What you need to do:
Scan the records below. List lines holding "JSON".

-- Input data start --

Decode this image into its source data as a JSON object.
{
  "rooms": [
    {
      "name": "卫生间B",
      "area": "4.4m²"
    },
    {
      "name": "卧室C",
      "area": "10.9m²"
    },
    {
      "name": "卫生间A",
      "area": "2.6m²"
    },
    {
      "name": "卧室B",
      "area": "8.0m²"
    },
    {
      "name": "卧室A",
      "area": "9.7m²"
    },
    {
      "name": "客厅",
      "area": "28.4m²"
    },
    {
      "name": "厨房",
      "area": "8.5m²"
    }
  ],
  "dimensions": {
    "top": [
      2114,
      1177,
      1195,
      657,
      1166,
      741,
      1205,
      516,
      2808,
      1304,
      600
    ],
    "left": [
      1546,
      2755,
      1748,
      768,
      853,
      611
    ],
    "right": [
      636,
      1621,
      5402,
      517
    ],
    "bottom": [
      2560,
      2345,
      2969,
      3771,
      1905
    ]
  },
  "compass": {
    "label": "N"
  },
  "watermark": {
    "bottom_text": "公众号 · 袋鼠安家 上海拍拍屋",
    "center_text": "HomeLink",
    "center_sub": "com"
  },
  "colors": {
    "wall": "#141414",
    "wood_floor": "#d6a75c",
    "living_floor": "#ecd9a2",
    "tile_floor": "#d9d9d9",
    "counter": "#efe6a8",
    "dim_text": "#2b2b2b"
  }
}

-- Input data end --
-- Input data start --

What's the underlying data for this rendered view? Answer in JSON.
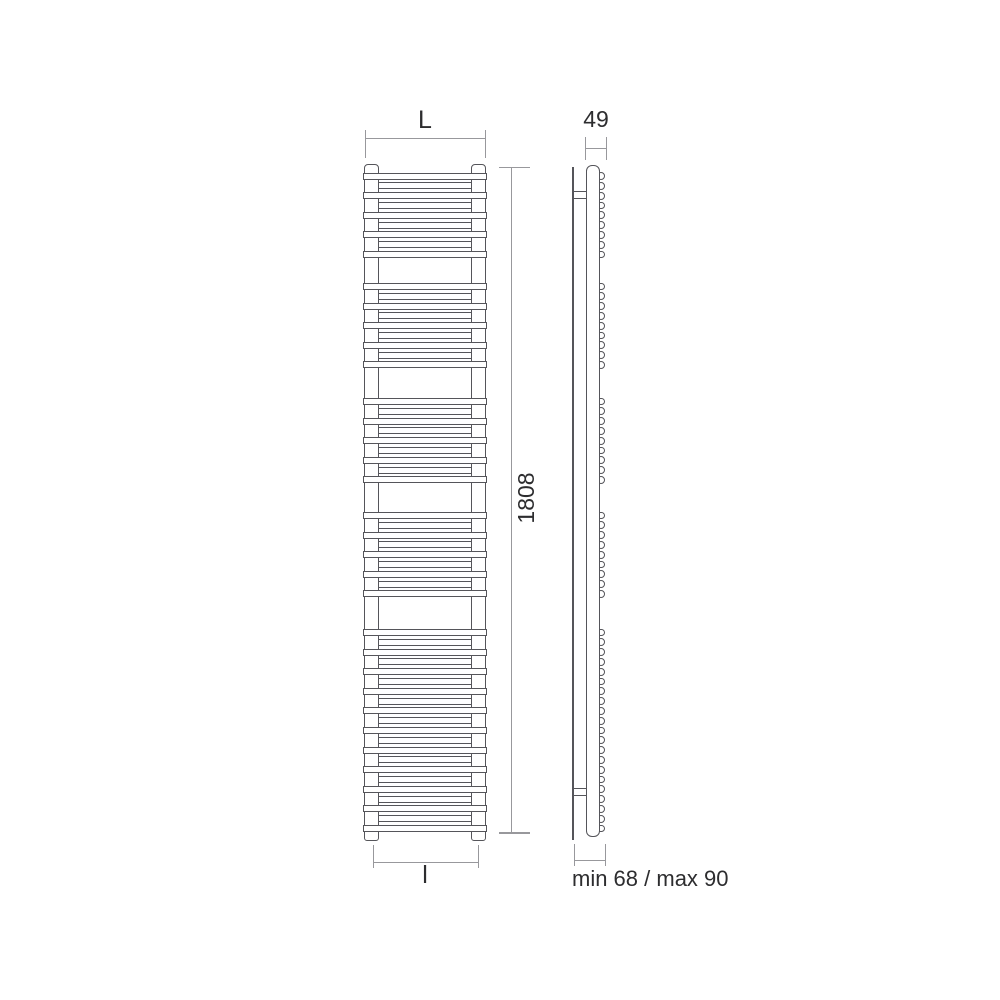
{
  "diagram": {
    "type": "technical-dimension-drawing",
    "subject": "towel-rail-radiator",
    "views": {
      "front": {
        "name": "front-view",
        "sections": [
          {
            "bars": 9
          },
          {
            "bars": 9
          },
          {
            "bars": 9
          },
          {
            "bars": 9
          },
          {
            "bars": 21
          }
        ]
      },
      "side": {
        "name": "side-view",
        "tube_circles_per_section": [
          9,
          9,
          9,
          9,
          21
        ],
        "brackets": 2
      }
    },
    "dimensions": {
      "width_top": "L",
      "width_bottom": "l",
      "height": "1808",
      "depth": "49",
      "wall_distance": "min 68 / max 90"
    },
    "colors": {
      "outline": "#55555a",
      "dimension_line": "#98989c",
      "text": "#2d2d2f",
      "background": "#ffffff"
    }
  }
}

-- Input data end --

Answer to this problem:
Decode this image into its source data as a JSON object.
What's the underlying data for this rendered view? Answer in JSON.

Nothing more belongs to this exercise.